Directive: Write the material out again, line by line, exactly as it is.

Given data:
--------------------------------------------------

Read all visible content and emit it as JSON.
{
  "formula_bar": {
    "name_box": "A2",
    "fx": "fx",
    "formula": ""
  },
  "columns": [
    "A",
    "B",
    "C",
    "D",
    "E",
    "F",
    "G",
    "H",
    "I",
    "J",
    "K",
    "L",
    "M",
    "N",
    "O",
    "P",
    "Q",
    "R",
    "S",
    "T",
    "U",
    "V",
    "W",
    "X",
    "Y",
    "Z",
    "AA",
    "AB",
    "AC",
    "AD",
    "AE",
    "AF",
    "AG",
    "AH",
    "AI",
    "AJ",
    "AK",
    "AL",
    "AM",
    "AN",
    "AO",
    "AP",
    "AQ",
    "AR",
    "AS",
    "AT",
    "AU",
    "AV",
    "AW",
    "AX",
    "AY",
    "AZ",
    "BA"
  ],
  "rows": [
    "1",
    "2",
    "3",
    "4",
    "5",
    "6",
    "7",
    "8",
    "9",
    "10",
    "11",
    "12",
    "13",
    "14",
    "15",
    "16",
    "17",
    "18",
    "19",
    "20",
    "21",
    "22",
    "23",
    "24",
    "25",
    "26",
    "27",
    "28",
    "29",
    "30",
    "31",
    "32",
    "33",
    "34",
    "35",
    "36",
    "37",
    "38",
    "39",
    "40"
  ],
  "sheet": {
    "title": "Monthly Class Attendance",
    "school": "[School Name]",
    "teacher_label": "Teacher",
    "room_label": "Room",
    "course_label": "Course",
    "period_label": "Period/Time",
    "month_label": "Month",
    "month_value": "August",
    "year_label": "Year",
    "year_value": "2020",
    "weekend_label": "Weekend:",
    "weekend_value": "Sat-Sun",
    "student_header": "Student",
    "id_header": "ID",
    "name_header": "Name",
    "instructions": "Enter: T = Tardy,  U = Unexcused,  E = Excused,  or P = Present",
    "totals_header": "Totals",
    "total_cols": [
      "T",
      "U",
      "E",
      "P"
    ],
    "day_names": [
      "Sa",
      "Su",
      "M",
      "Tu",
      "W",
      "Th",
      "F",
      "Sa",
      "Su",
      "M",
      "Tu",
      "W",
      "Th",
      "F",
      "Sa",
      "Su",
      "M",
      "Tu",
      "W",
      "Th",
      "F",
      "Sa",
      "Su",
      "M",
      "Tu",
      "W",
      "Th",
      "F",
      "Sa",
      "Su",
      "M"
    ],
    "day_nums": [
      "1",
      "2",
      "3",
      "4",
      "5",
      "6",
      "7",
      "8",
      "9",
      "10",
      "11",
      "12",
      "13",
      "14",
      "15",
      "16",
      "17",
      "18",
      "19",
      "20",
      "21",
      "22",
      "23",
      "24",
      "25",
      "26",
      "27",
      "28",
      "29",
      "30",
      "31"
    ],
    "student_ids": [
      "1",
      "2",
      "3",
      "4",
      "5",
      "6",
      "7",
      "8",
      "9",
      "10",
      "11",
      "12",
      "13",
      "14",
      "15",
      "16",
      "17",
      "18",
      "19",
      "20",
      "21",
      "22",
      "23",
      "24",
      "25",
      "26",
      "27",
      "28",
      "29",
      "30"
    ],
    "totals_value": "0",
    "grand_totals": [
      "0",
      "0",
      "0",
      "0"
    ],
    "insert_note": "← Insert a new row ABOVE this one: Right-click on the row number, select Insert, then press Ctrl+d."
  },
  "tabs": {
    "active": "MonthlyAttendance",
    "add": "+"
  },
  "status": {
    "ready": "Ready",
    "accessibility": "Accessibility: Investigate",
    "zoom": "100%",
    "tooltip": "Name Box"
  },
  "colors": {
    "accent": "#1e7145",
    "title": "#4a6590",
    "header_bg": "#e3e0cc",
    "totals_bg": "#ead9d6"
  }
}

--------------------------------------------------

The answer:
Read all visible content and emit it as JSON.
{
  "formula_bar": {
    "name_box": "A2",
    "fx": "fx",
    "formula": ""
  },
  "columns": [
    "A",
    "B",
    "C",
    "D",
    "E",
    "F",
    "G",
    "H",
    "I",
    "J",
    "K",
    "L",
    "M",
    "N",
    "O",
    "P",
    "Q",
    "R",
    "S",
    "T",
    "U",
    "V",
    "W",
    "X",
    "Y",
    "Z",
    "AA",
    "AB",
    "AC",
    "AD",
    "AE",
    "AF",
    "AG",
    "AH",
    "AI",
    "AJ",
    "AK",
    "AL",
    "AM",
    "AN",
    "AO",
    "AP",
    "AQ",
    "AR",
    "AS",
    "AT",
    "AU",
    "AV",
    "AW",
    "AX",
    "AY",
    "AZ",
    "BA"
  ],
  "rows": [
    "1",
    "2",
    "3",
    "4",
    "5",
    "6",
    "7",
    "8",
    "9",
    "10",
    "11",
    "12",
    "13",
    "14",
    "15",
    "16",
    "17",
    "18",
    "19",
    "20",
    "21",
    "22",
    "23",
    "24",
    "25",
    "26",
    "27",
    "28",
    "29",
    "30",
    "31",
    "32",
    "33",
    "34",
    "35",
    "36",
    "37",
    "38",
    "39",
    "40"
  ],
  "sheet": {
    "title": "Monthly Class Attendance",
    "school": "[School Name]",
    "teacher_label": "Teacher",
    "room_label": "Room",
    "course_label": "Course",
    "period_label": "Period/Time",
    "month_label": "Month",
    "month_value": "August",
    "year_label": "Year",
    "year_value": "2020",
    "weekend_label": "Weekend:",
    "weekend_value": "Sat-Sun",
    "student_header": "Student",
    "id_header": "ID",
    "name_header": "Name",
    "instructions": "Enter: T = Tardy,  U = Unexcused,  E = Excused,  or P = Present",
    "totals_header": "Totals",
    "total_cols": [
      "T",
      "U",
      "E",
      "P"
    ],
    "day_names": [
      "Sa",
      "Su",
      "M",
      "Tu",
      "W",
      "Th",
      "F",
      "Sa",
      "Su",
      "M",
      "Tu",
      "W",
      "Th",
      "F",
      "Sa",
      "Su",
      "M",
      "Tu",
      "W",
      "Th",
      "F",
      "Sa",
      "Su",
      "M",
      "Tu",
      "W",
      "Th",
      "F",
      "Sa",
      "Su",
      "M"
    ],
    "day_nums": [
      "1",
      "2",
      "3",
      "4",
      "5",
      "6",
      "7",
      "8",
      "9",
      "10",
      "11",
      "12",
      "13",
      "14",
      "15",
      "16",
      "17",
      "18",
      "19",
      "20",
      "21",
      "22",
      "23",
      "24",
      "25",
      "26",
      "27",
      "28",
      "29",
      "30",
      "31"
    ],
    "student_ids": [
      "1",
      "2",
      "3",
      "4",
      "5",
      "6",
      "7",
      "8",
      "9",
      "10",
      "11",
      "12",
      "13",
      "14",
      "15",
      "16",
      "17",
      "18",
      "19",
      "20",
      "21",
      "22",
      "23",
      "24",
      "25",
      "26",
      "27",
      "28",
      "29",
      "30"
    ],
    "totals_value": "0",
    "grand_totals": [
      "0",
      "0",
      "0",
      "0"
    ],
    "insert_note": "← Insert a new row ABOVE this one: Right-click on the row number, select Insert, then press Ctrl+d."
  },
  "tabs": {
    "active": "MonthlyAttendance",
    "add": "+"
  },
  "status": {
    "ready": "Ready",
    "accessibility": "Accessibility: Investigate",
    "zoom": "100%",
    "tooltip": "Name Box"
  },
  "colors": {
    "accent": "#1e7145",
    "title": "#4a6590",
    "header_bg": "#e3e0cc",
    "totals_bg": "#ead9d6"
  }
}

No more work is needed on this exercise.